WHAT YOU ARE ASKED TO DO
Transcribe all the entries word for word, skipping the pictures.

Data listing
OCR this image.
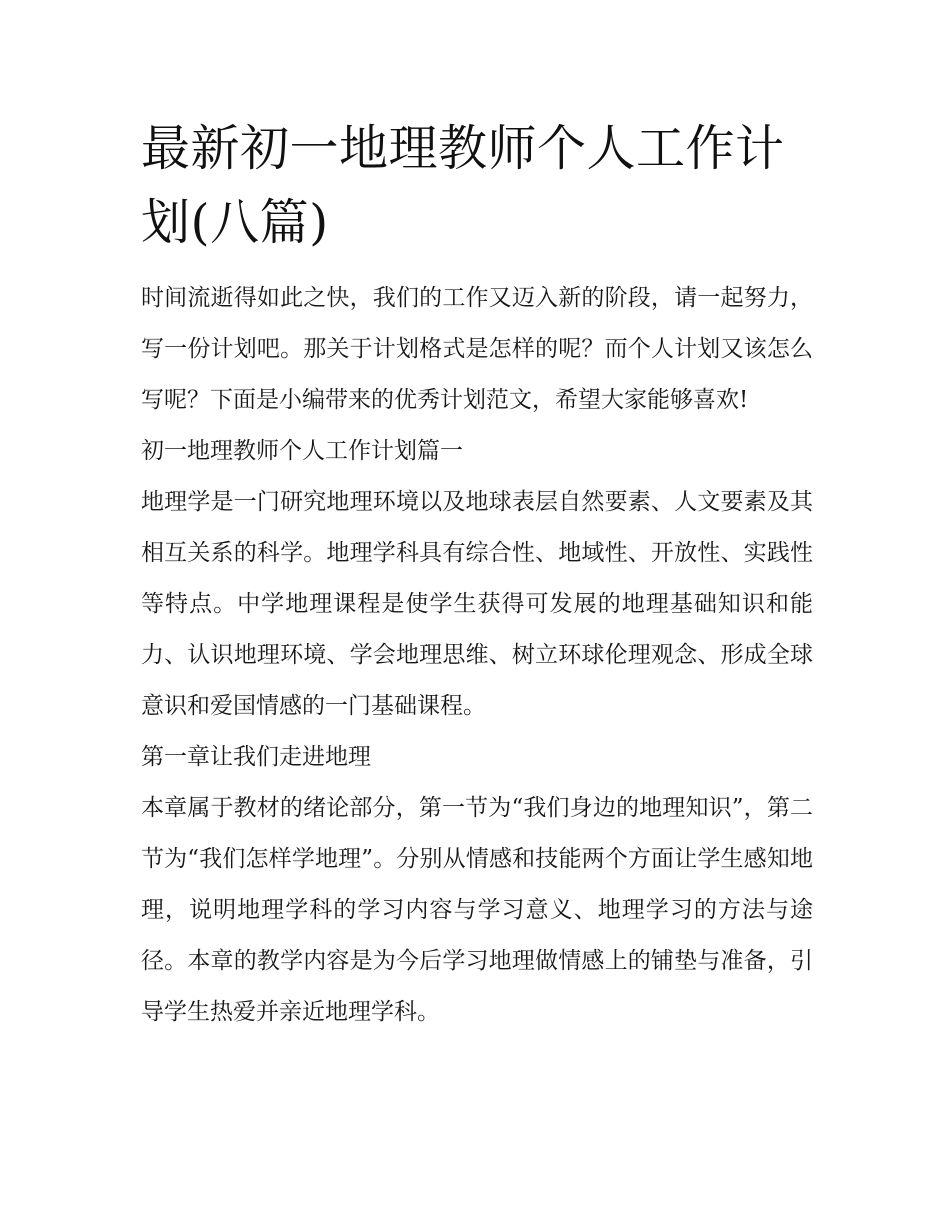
最新初一地理教师个人工作计划(八篇)

时间流逝得如此之快，我们的工作又迈入新的阶段，请一起努力，写一份计划吧。那关于计划格式是怎样的呢？而个人计划又该怎么写呢？下面是小编带来的优秀计划范文，希望大家能够喜欢!

初一地理教师个人工作计划篇一

地理学是一门研究地理环境以及地球表层自然要素、人文要素及其相互关系的科学。地理学科具有综合性、地域性、开放性、实践性等特点。中学地理课程是使学生获得可发展的地理基础知识和能力、认识地理环境、学会地理思维、树立环球伦理观念、形成全球意识和爱国情感的一门基础课程。

第一章让我们走进地理

本章属于教材的绪论部分，第一节为“我们身边的地理知识”，第二节为“我们怎样学地理”。分别从情感和技能两个方面让学生感知地理，说明地理学科的学习内容与学习意义、地理学习的方法与途径。本章的教学内容是为今后学习地理做情感上的铺垫与准备，引导学生热爱并亲近地理学科。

RESPONSE
OCR this image.
最新初一地理教师个人工作计划(八篇)

时间流逝得如此之快，我们的工作又迈入新的阶段，请一起努力，写一份计划吧。那关于计划格式是怎样的呢？而个人计划又该怎么写呢？下面是小编带来的优秀计划范文，希望大家能够喜欢!

初一地理教师个人工作计划篇一

地理学是一门研究地理环境以及地球表层自然要素、人文要素及其相互关系的科学。地理学科具有综合性、地域性、开放性、实践性等特点。中学地理课程是使学生获得可发展的地理基础知识和能力、认识地理环境、学会地理思维、树立环球伦理观念、形成全球意识和爱国情感的一门基础课程。

第一章让我们走进地理

本章属于教材的绪论部分，第一节为“我们身边的地理知识”，第二节为“我们怎样学地理”。分别从情感和技能两个方面让学生感知地理，说明地理学科的学习内容与学习意义、地理学习的方法与途径。本章的教学内容是为今后学习地理做情感上的铺垫与准备，引导学生热爱并亲近地理学科。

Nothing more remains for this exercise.